> **WHAT YOU NEED TO DO**
Repeat each line exactly, leaving nothing out.

> **DATASET EXTRACT**
--- begin ---

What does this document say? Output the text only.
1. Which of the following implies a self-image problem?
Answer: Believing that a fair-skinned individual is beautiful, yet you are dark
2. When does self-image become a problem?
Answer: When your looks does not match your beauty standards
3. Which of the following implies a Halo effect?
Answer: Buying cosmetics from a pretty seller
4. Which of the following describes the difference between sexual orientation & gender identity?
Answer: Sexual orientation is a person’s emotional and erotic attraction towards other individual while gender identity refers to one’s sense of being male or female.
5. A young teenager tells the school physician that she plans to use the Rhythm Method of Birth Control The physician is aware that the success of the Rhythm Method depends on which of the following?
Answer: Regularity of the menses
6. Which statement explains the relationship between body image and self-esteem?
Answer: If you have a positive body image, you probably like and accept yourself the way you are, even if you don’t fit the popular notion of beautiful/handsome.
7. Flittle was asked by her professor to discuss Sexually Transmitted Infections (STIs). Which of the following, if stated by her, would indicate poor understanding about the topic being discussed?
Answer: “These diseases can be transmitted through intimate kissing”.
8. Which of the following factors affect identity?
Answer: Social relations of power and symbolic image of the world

--- end ---

> **EXERCISE SOLUTION**
What does this document say? Output the text only.
1. Which of the following implies a self-image problem?
Answer: Believing that a fair-skinned individual is beautiful, yet you are dark
2. When does self-image become a problem?
Answer: When your looks does not match your beauty standards
3. Which of the following implies a Halo effect?
Answer: Buying cosmetics from a pretty seller
4. Which of the following describes the difference between sexual orientation & gender identity?
Answer: Sexual orientation is a person’s emotional and erotic attraction towards other individual while gender identity refers to one’s sense of being male or female.
5. A young teenager tells the school physician that she plans to use the Rhythm Method of Birth Control The physician is aware that the success of the Rhythm Method depends on which of the following?
Answer: Regularity of the menses
6. Which statement explains the relationship between body image and self-esteem?
Answer: If you have a positive body image, you probably like and accept yourself the way you are, even if you don’t fit the popular notion of beautiful/handsome.
7. Flittle was asked by her professor to discuss Sexually Transmitted Infections (STIs). Which of the following, if stated by her, would indicate poor understanding about the topic being discussed?
Answer: “These diseases can be transmitted through intimate kissing”.
8. Which of the following factors affect identity?
Answer: Social relations of power and symbolic image of the world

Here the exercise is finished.